▶ _Work to complete_
Find each line with the word "this" in it, then give the total alone.

▶ _Dataset content_
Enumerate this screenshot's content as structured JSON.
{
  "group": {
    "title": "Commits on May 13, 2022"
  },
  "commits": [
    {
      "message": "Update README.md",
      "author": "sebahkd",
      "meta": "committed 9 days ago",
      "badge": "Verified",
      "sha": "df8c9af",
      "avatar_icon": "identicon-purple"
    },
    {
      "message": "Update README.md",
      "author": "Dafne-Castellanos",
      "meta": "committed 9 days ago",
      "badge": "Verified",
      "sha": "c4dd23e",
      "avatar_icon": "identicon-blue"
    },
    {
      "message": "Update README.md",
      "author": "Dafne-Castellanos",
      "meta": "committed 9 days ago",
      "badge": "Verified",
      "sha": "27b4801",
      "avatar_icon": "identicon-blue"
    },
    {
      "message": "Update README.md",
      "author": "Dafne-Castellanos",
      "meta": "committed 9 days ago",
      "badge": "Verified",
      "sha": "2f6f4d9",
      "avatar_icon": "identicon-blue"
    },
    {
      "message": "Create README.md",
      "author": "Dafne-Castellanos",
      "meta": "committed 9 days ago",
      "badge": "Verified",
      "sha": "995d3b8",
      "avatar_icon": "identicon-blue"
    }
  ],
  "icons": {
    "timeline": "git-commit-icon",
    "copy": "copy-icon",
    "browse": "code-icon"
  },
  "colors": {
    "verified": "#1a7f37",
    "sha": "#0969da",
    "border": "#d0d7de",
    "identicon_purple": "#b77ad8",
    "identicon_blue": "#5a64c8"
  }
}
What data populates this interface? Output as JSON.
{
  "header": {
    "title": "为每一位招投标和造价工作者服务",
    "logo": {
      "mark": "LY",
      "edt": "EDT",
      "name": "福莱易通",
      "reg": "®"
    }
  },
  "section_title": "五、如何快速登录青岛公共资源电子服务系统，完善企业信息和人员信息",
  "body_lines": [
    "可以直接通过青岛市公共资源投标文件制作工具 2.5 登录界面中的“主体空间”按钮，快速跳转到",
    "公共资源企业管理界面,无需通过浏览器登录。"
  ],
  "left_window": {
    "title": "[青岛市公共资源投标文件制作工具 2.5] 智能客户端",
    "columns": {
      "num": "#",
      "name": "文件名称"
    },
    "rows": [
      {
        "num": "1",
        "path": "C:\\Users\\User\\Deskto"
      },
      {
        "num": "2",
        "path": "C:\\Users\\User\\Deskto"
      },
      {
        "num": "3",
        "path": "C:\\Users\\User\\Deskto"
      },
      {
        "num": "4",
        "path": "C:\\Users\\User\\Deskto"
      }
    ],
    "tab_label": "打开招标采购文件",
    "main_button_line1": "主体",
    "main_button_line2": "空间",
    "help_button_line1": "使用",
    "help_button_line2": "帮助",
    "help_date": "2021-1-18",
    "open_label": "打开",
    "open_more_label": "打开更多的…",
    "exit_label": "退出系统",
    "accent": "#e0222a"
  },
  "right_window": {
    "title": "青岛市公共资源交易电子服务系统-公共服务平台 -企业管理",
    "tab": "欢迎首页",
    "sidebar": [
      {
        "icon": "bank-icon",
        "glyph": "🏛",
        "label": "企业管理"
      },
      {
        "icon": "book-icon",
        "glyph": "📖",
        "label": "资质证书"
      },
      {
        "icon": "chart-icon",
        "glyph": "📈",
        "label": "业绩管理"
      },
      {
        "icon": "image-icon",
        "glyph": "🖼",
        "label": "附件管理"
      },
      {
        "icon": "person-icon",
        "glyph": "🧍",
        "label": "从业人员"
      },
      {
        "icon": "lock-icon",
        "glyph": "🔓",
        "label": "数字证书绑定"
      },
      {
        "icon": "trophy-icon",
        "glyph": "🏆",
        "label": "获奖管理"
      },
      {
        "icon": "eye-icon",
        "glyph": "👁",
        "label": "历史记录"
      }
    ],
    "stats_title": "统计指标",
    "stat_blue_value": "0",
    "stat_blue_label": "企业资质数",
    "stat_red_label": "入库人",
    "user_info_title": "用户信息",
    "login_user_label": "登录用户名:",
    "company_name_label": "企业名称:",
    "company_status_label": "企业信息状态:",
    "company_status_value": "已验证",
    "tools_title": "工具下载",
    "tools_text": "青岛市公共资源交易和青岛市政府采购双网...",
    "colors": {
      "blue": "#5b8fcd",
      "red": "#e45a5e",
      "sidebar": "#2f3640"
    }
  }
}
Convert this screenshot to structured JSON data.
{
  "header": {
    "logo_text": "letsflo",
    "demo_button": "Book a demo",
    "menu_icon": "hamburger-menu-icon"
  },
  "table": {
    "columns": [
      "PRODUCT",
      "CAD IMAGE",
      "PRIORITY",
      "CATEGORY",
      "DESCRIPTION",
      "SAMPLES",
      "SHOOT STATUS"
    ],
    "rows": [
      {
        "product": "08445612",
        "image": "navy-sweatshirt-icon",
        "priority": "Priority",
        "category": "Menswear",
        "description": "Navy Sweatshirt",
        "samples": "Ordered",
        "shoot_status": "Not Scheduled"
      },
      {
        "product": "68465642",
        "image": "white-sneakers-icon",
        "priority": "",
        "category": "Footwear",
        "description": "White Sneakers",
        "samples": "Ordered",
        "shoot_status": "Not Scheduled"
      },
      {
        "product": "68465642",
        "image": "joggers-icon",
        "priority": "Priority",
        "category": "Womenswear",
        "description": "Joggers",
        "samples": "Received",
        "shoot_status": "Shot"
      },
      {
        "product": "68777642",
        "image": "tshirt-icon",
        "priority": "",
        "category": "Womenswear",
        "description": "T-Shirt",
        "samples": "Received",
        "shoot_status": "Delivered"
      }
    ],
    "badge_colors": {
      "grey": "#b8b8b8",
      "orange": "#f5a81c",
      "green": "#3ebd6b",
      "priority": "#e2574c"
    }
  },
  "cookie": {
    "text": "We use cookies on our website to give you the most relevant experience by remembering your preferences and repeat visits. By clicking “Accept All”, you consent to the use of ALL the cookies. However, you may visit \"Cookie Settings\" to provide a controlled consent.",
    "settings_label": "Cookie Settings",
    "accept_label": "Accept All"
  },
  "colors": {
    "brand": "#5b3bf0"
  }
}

▶ _Written response_
3